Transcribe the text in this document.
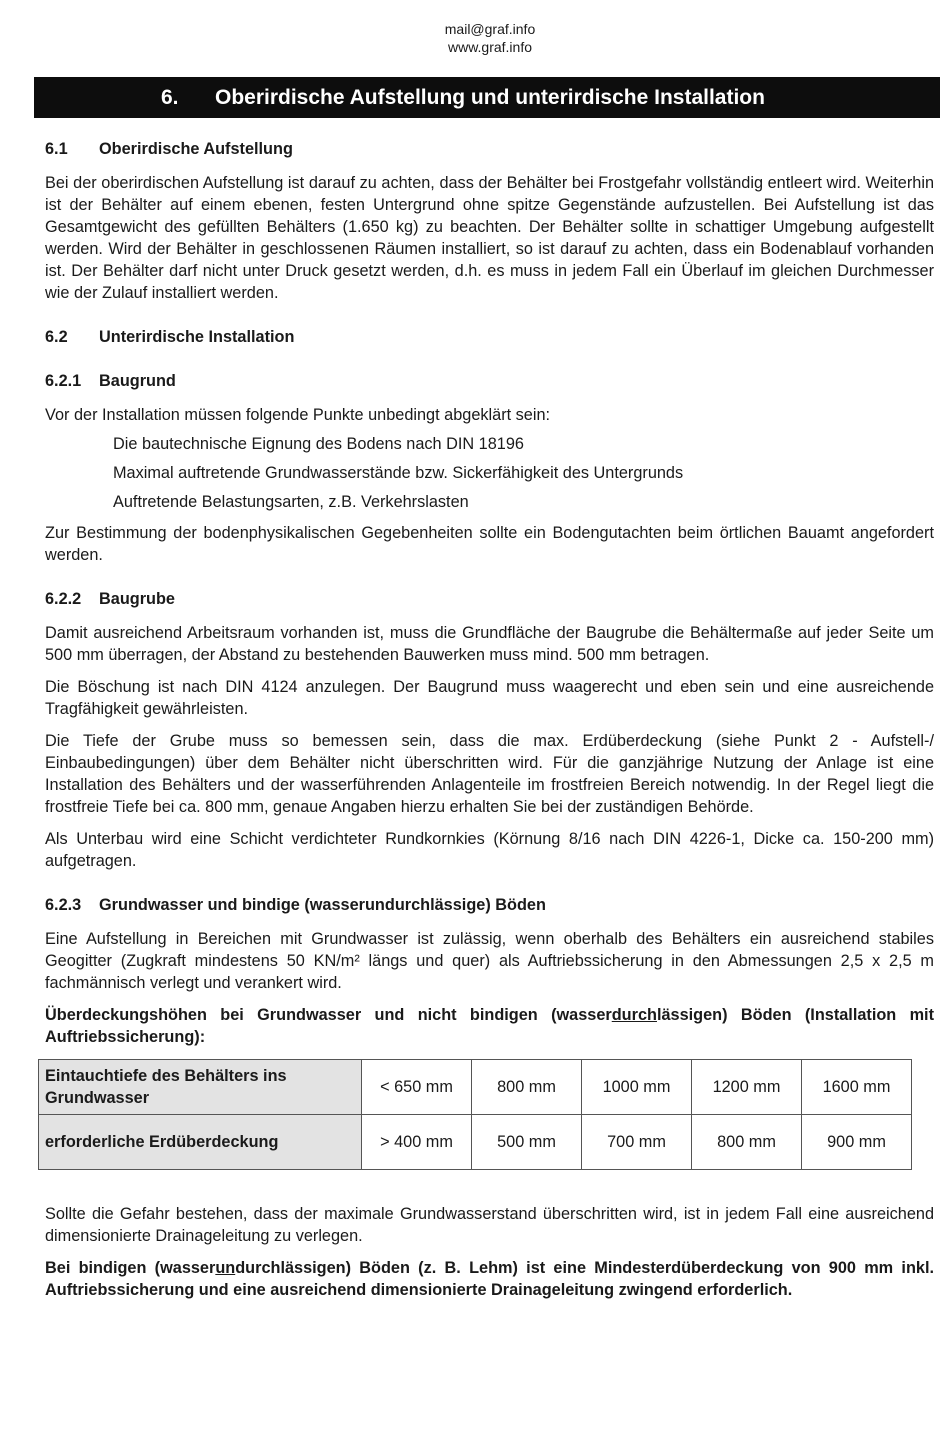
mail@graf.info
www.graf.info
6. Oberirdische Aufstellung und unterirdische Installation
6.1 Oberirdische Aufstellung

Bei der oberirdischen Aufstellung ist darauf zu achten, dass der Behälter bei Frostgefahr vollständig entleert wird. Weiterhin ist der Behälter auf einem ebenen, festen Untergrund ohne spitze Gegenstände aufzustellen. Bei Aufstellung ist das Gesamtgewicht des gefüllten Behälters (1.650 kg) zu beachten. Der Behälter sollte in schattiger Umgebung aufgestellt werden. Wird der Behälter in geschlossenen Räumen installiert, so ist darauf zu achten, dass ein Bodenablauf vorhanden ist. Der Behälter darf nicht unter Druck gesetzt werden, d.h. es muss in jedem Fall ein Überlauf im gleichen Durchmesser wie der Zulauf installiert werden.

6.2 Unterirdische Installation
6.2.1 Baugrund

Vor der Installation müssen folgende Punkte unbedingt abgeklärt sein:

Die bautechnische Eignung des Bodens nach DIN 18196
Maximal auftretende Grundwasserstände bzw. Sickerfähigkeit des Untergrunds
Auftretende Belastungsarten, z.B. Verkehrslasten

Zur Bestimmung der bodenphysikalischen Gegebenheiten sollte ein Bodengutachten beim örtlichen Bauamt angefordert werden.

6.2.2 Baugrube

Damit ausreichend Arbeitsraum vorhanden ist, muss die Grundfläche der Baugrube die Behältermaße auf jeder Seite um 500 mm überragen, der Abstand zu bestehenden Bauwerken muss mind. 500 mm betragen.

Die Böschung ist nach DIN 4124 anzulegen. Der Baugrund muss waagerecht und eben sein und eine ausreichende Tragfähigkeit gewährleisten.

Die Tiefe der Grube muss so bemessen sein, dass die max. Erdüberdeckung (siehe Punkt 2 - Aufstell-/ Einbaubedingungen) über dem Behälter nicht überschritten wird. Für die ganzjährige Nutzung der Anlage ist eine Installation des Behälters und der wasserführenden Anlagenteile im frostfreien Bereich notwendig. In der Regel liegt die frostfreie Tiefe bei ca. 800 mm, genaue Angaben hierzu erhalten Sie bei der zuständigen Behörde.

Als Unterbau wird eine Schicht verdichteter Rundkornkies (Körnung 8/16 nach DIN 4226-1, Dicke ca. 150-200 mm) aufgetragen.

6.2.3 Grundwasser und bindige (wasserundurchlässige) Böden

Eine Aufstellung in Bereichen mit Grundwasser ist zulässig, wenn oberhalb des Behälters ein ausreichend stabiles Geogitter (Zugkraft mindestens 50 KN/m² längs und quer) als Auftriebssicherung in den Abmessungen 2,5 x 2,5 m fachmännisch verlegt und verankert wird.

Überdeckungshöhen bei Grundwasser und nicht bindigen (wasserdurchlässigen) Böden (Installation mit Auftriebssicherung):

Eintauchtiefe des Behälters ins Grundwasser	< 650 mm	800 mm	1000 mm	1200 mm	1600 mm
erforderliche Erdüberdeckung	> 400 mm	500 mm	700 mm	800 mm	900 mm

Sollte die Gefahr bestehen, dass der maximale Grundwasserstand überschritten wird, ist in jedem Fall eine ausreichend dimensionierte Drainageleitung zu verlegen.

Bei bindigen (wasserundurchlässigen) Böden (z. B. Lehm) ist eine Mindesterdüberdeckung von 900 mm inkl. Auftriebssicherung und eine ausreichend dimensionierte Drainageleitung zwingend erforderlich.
---
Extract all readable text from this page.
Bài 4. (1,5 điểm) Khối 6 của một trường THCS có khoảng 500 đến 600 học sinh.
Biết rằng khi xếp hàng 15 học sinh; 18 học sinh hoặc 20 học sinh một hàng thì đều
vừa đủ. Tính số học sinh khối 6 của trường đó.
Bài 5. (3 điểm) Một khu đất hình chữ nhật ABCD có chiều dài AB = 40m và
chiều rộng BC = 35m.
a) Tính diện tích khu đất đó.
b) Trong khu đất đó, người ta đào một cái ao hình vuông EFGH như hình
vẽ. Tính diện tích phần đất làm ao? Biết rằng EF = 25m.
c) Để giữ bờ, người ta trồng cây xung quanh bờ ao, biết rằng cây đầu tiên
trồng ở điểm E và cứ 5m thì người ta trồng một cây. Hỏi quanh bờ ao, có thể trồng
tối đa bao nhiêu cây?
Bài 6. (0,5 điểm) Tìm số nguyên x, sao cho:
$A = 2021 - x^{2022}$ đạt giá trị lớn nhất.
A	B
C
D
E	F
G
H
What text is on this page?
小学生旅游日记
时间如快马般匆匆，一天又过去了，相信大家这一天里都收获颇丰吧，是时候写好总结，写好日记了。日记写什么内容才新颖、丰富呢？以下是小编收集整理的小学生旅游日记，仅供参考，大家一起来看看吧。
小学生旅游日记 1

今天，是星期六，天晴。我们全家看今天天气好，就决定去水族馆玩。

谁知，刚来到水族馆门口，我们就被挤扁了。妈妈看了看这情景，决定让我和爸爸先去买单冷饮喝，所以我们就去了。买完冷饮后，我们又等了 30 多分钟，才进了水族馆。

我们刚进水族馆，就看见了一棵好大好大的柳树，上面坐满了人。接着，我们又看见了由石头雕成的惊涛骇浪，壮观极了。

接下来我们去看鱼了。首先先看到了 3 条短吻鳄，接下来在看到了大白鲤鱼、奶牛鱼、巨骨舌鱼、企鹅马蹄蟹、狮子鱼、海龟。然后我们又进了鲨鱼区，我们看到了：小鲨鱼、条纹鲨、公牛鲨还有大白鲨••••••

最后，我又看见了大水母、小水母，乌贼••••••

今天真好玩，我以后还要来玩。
---
Of the lines in the data, how many hold the string "diện"? State the number, nothing else.

2